— begin INFORMATION PROVIDED —

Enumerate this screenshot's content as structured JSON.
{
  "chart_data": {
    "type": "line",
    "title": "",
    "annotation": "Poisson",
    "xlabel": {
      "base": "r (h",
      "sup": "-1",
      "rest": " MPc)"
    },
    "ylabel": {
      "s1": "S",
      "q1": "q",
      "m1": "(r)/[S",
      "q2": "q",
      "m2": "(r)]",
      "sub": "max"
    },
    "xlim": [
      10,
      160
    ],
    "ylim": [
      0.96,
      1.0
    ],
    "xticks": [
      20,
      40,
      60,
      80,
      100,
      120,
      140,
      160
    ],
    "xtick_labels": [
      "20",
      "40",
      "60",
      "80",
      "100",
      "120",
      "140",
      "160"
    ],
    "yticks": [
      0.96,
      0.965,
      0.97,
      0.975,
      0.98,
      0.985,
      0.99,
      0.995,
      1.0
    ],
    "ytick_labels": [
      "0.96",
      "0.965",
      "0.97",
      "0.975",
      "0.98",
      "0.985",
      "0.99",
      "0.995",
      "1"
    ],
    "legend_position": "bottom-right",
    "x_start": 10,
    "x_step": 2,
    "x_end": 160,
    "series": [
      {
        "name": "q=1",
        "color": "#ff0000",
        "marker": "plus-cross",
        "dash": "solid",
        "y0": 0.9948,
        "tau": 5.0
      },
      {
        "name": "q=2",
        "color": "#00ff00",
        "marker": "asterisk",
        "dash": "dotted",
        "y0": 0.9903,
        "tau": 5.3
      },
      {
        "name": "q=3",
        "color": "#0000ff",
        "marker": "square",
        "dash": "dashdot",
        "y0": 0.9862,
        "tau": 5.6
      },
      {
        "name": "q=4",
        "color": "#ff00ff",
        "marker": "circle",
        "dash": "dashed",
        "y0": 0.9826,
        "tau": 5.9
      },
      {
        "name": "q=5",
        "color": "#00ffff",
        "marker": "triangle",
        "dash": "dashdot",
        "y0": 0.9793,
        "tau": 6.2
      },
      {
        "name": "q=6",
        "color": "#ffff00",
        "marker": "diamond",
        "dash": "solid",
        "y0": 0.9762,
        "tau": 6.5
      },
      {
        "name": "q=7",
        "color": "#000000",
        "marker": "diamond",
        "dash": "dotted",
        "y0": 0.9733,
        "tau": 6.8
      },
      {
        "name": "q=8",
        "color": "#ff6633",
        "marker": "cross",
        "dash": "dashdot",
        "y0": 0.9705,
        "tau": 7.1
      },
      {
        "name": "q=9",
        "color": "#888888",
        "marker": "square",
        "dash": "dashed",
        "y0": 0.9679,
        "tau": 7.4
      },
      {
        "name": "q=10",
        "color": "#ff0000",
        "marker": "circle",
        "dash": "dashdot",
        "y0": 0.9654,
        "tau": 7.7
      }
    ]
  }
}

— end INFORMATION PROVIDED —

WHAT THE EXERCISE ASKS:
Extract the whole listing, character for character.

PROBLEM SOLUTION:
Enumerate this screenshot's content as structured JSON.
{
  "chart_data": {
    "type": "line",
    "title": "",
    "annotation": "Poisson",
    "xlabel": {
      "base": "r (h",
      "sup": "-1",
      "rest": " MPc)"
    },
    "ylabel": {
      "s1": "S",
      "q1": "q",
      "m1": "(r)/[S",
      "q2": "q",
      "m2": "(r)]",
      "sub": "max"
    },
    "xlim": [
      10,
      160
    ],
    "ylim": [
      0.96,
      1.0
    ],
    "xticks": [
      20,
      40,
      60,
      80,
      100,
      120,
      140,
      160
    ],
    "xtick_labels": [
      "20",
      "40",
      "60",
      "80",
      "100",
      "120",
      "140",
      "160"
    ],
    "yticks": [
      0.96,
      0.965,
      0.97,
      0.975,
      0.98,
      0.985,
      0.99,
      0.995,
      1.0
    ],
    "ytick_labels": [
      "0.96",
      "0.965",
      "0.97",
      "0.975",
      "0.98",
      "0.985",
      "0.99",
      "0.995",
      "1"
    ],
    "legend_position": "bottom-right",
    "x_start": 10,
    "x_step": 2,
    "x_end": 160,
    "series": [
      {
        "name": "q=1",
        "color": "#ff0000",
        "marker": "plus-cross",
        "dash": "solid",
        "y0": 0.9948,
        "tau": 5.0
      },
      {
        "name": "q=2",
        "color": "#00ff00",
        "marker": "asterisk",
        "dash": "dotted",
        "y0": 0.9903,
        "tau": 5.3
      },
      {
        "name": "q=3",
        "color": "#0000ff",
        "marker": "square",
        "dash": "dashdot",
        "y0": 0.9862,
        "tau": 5.6
      },
      {
        "name": "q=4",
        "color": "#ff00ff",
        "marker": "circle",
        "dash": "dashed",
        "y0": 0.9826,
        "tau": 5.9
      },
      {
        "name": "q=5",
        "color": "#00ffff",
        "marker": "triangle",
        "dash": "dashdot",
        "y0": 0.9793,
        "tau": 6.2
      },
      {
        "name": "q=6",
        "color": "#ffff00",
        "marker": "diamond",
        "dash": "solid",
        "y0": 0.9762,
        "tau": 6.5
      },
      {
        "name": "q=7",
        "color": "#000000",
        "marker": "diamond",
        "dash": "dotted",
        "y0": 0.9733,
        "tau": 6.8
      },
      {
        "name": "q=8",
        "color": "#ff6633",
        "marker": "cross",
        "dash": "dashdot",
        "y0": 0.9705,
        "tau": 7.1
      },
      {
        "name": "q=9",
        "color": "#888888",
        "marker": "square",
        "dash": "dashed",
        "y0": 0.9679,
        "tau": 7.4
      },
      {
        "name": "q=10",
        "color": "#ff0000",
        "marker": "circle",
        "dash": "dashdot",
        "y0": 0.9654,
        "tau": 7.7
      }
    ]
  }
}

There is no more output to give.